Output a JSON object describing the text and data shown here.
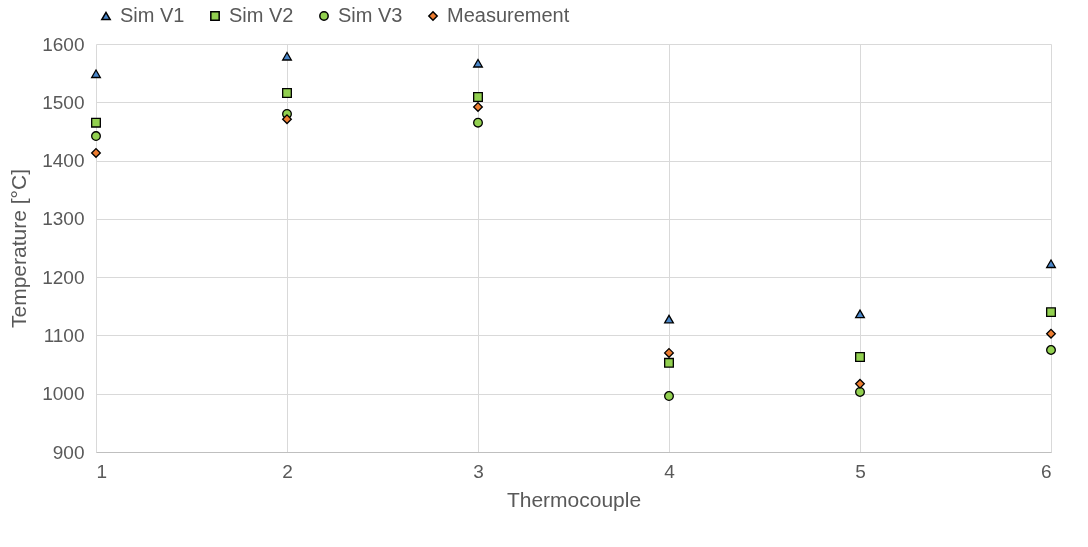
{
  "chart_data": {
    "type": "scatter",
    "xlabel": "Thermocouple",
    "ylabel": "Temperature [°C]",
    "x": [
      1,
      2,
      3,
      4,
      5,
      6
    ],
    "xlim": [
      1,
      6
    ],
    "xticks": [
      1,
      2,
      3,
      4,
      5,
      6
    ],
    "ylim": [
      900,
      1600
    ],
    "yticks": [
      900,
      1000,
      1100,
      1200,
      1300,
      1400,
      1500,
      1600
    ],
    "grid": true,
    "legend": "top",
    "series": [
      {
        "name": "Sim V1",
        "color": "#4a86c8",
        "marker": "triangle",
        "values": [
          1549,
          1579,
          1567,
          1128,
          1137,
          1223
        ]
      },
      {
        "name": "Sim V2",
        "color": "#92d050",
        "marker": "square",
        "values": [
          1465,
          1516,
          1509,
          1053,
          1063,
          1140
        ]
      },
      {
        "name": "Sim V3",
        "color": "#92d050",
        "marker": "circle",
        "values": [
          1442,
          1480,
          1465,
          996,
          1003,
          1075
        ]
      },
      {
        "name": "Measurement",
        "color": "#ed7d31",
        "marker": "diamond",
        "values": [
          1413,
          1471,
          1492,
          1070,
          1017,
          1103
        ]
      }
    ]
  }
}
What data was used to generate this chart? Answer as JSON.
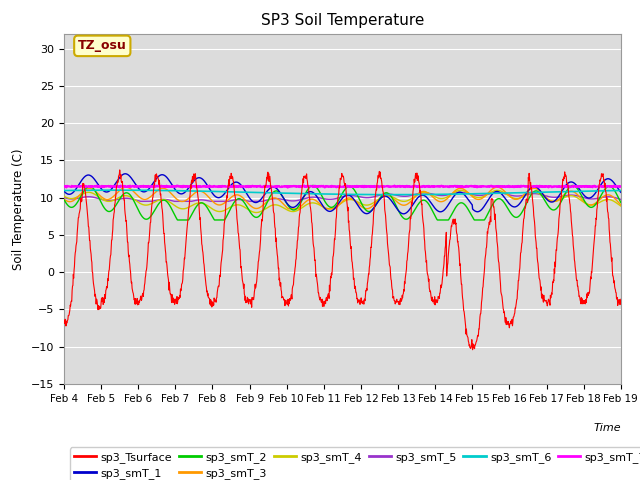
{
  "title": "SP3 Soil Temperature",
  "ylabel": "Soil Temperature (C)",
  "xlabel": "Time",
  "ylim": [
    -15,
    32
  ],
  "yticks": [
    -15,
    -10,
    -5,
    0,
    5,
    10,
    15,
    20,
    25,
    30
  ],
  "background_color": "#dcdcdc",
  "plot_bg_color": "#dcdcdc",
  "tz_label": "TZ_osu",
  "series_colors": {
    "sp3_Tsurface": "#ff0000",
    "sp3_smT_1": "#0000cc",
    "sp3_smT_2": "#00cc00",
    "sp3_smT_3": "#ff9900",
    "sp3_smT_4": "#cccc00",
    "sp3_smT_5": "#9933cc",
    "sp3_smT_6": "#00cccc",
    "sp3_smT_7": "#ff00ff"
  },
  "date_labels": [
    "Feb 4",
    "Feb 5",
    "Feb 6",
    "Feb 7",
    "Feb 8",
    "Feb 9",
    "Feb 10",
    "Feb 11",
    "Feb 12",
    "Feb 13",
    "Feb 14",
    "Feb 15",
    "Feb 16",
    "Feb 17",
    "Feb 18",
    "Feb 19"
  ],
  "n_days": 15,
  "pts_per_day": 96
}
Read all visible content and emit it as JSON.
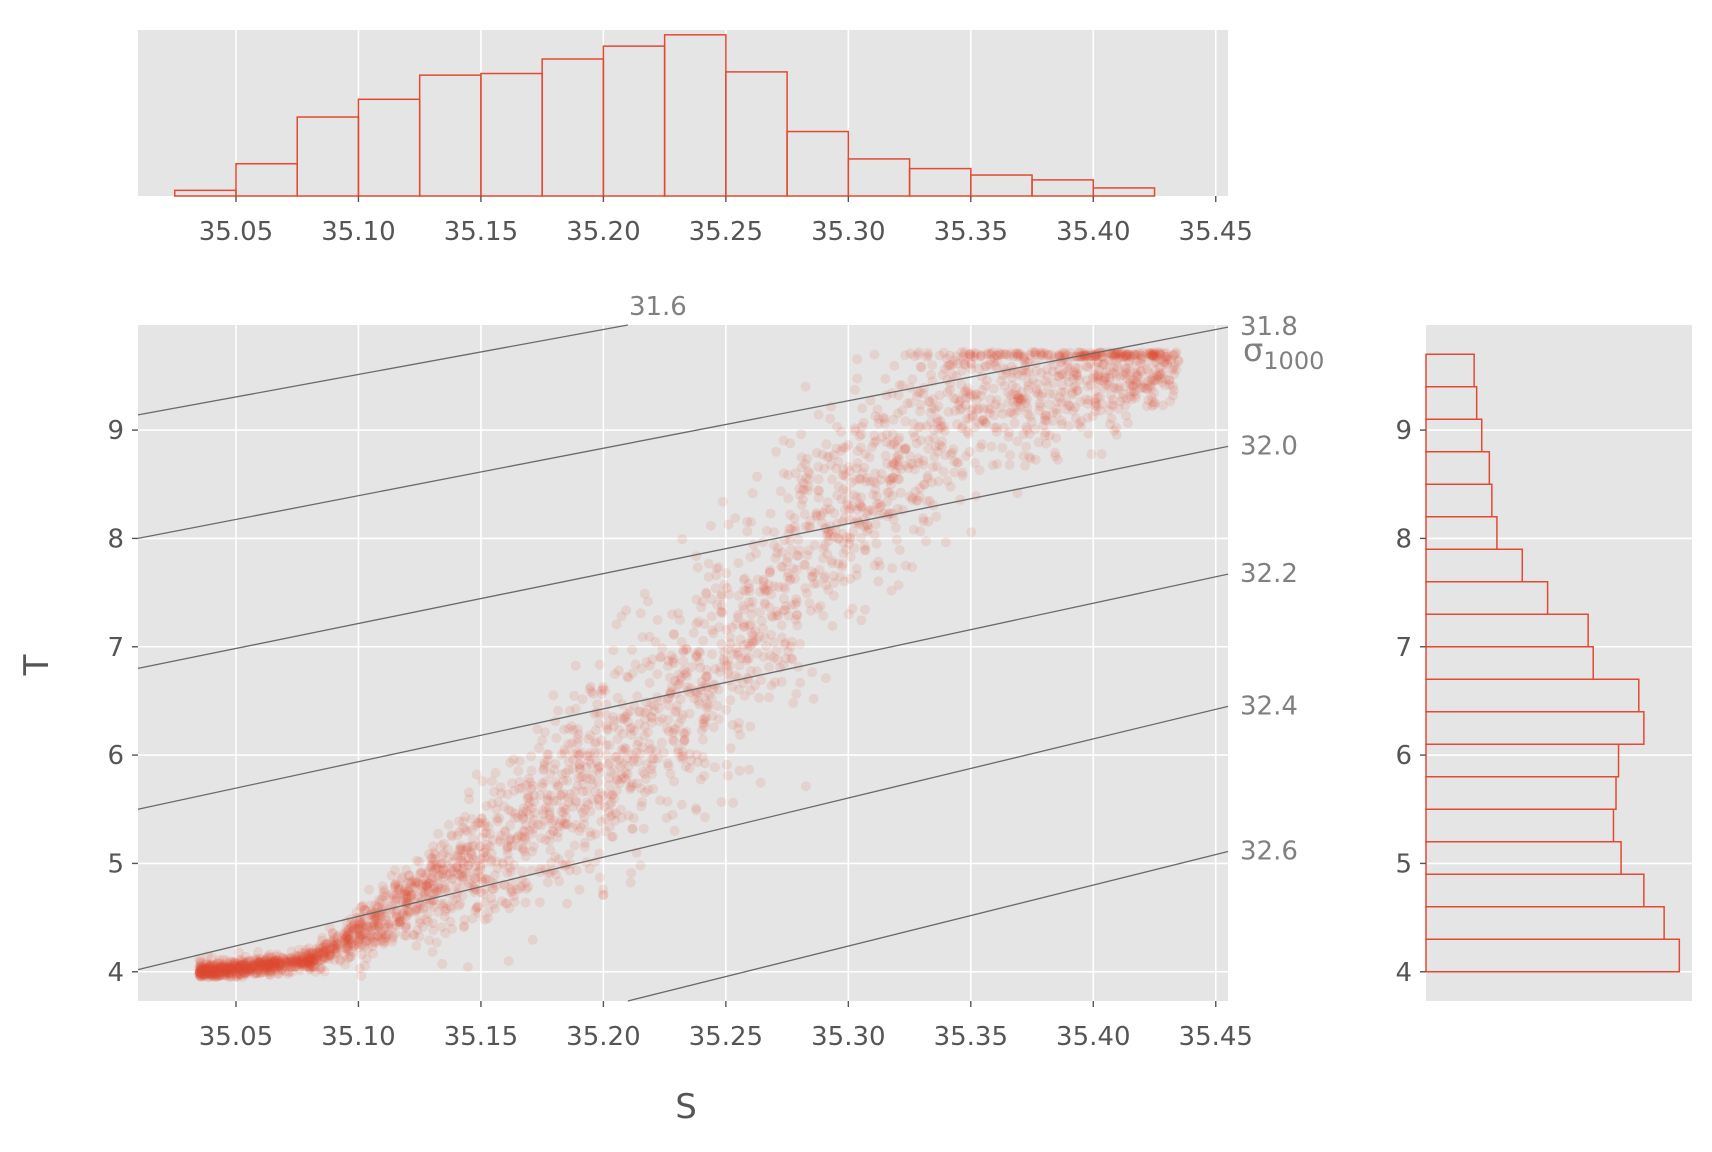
{
  "chart_data": [
    {
      "panel": "top-histogram",
      "type": "histogram",
      "x_ticks": [
        "35.05",
        "35.10",
        "35.15",
        "35.20",
        "35.25",
        "35.30",
        "35.35",
        "35.40",
        "35.45"
      ],
      "bin_edges": [
        35.025,
        35.05,
        35.075,
        35.1,
        35.125,
        35.15,
        35.175,
        35.2,
        35.225,
        35.25,
        35.275,
        35.3,
        35.325,
        35.35,
        35.375,
        35.4,
        35.425
      ],
      "counts": [
        0.035,
        0.2,
        0.49,
        0.6,
        0.75,
        0.76,
        0.85,
        0.93,
        1.0,
        0.77,
        0.4,
        0.23,
        0.17,
        0.13,
        0.1,
        0.05
      ],
      "xlim": [
        35.01,
        35.455
      ],
      "ylim": [
        0,
        1.03
      ],
      "color": "#e24a33",
      "background": "#e5e5e5",
      "grid": true
    },
    {
      "panel": "main-scatter",
      "type": "scatter",
      "xlabel": "S",
      "ylabel": "T",
      "x_ticks": [
        "35.05",
        "35.10",
        "35.15",
        "35.20",
        "35.25",
        "35.30",
        "35.35",
        "35.40",
        "35.45"
      ],
      "y_ticks": [
        "4",
        "5",
        "6",
        "7",
        "8",
        "9"
      ],
      "xlim": [
        35.01,
        35.455
      ],
      "ylim": [
        3.73,
        9.97
      ],
      "point_color": "#e24a33",
      "point_alpha": 0.12,
      "grid": true,
      "background": "#e5e5e5",
      "isopycnal_label": "σ1000",
      "isopycnals": [
        {
          "label": "31.6",
          "segment": [
            [
              35.01,
              9.14
            ],
            [
              35.21,
              9.97
            ]
          ]
        },
        {
          "label": "31.8",
          "segment": [
            [
              35.01,
              8.0
            ],
            [
              35.455,
              9.95
            ]
          ]
        },
        {
          "label": "32.0",
          "segment": [
            [
              35.01,
              6.8
            ],
            [
              35.455,
              8.85
            ]
          ]
        },
        {
          "label": "32.2",
          "segment": [
            [
              35.01,
              5.5
            ],
            [
              35.455,
              7.67
            ]
          ]
        },
        {
          "label": "32.4",
          "segment": [
            [
              35.01,
              4.02
            ],
            [
              35.455,
              6.45
            ]
          ]
        },
        {
          "label": "32.6",
          "segment": [
            [
              35.21,
              3.73
            ],
            [
              35.455,
              5.11
            ]
          ]
        }
      ],
      "scatter_trend": [
        [
          35.04,
          4.0
        ],
        [
          35.08,
          4.1
        ],
        [
          35.12,
          4.6
        ],
        [
          35.16,
          5.2
        ],
        [
          35.2,
          5.9
        ],
        [
          35.25,
          6.9
        ],
        [
          35.3,
          8.4
        ],
        [
          35.35,
          9.3
        ],
        [
          35.42,
          9.6
        ]
      ]
    },
    {
      "panel": "right-histogram",
      "type": "histogram",
      "orientation": "horizontal",
      "y_ticks": [
        "4",
        "5",
        "6",
        "7",
        "8",
        "9"
      ],
      "bin_edges": [
        4.0,
        4.3,
        4.6,
        4.9,
        5.2,
        5.5,
        5.8,
        6.1,
        6.4,
        6.7,
        7.0,
        7.3,
        7.6,
        7.9,
        8.2,
        8.5,
        8.8,
        9.1,
        9.4,
        9.7
      ],
      "counts": [
        1.0,
        0.94,
        0.86,
        0.77,
        0.74,
        0.75,
        0.76,
        0.86,
        0.84,
        0.66,
        0.64,
        0.48,
        0.38,
        0.28,
        0.26,
        0.25,
        0.22,
        0.2,
        0.19
      ],
      "ylim": [
        3.73,
        9.97
      ],
      "xlim": [
        0,
        1.05
      ],
      "color": "#e24a33",
      "background": "#e5e5e5",
      "grid": true
    }
  ]
}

> _Task description_: Copy every line from the records above that contains the word "xlabel".

> _Task solution_:
    "xlabel": "Thermocouple",
  "xlabel": "Time",
      "xlabel": "S",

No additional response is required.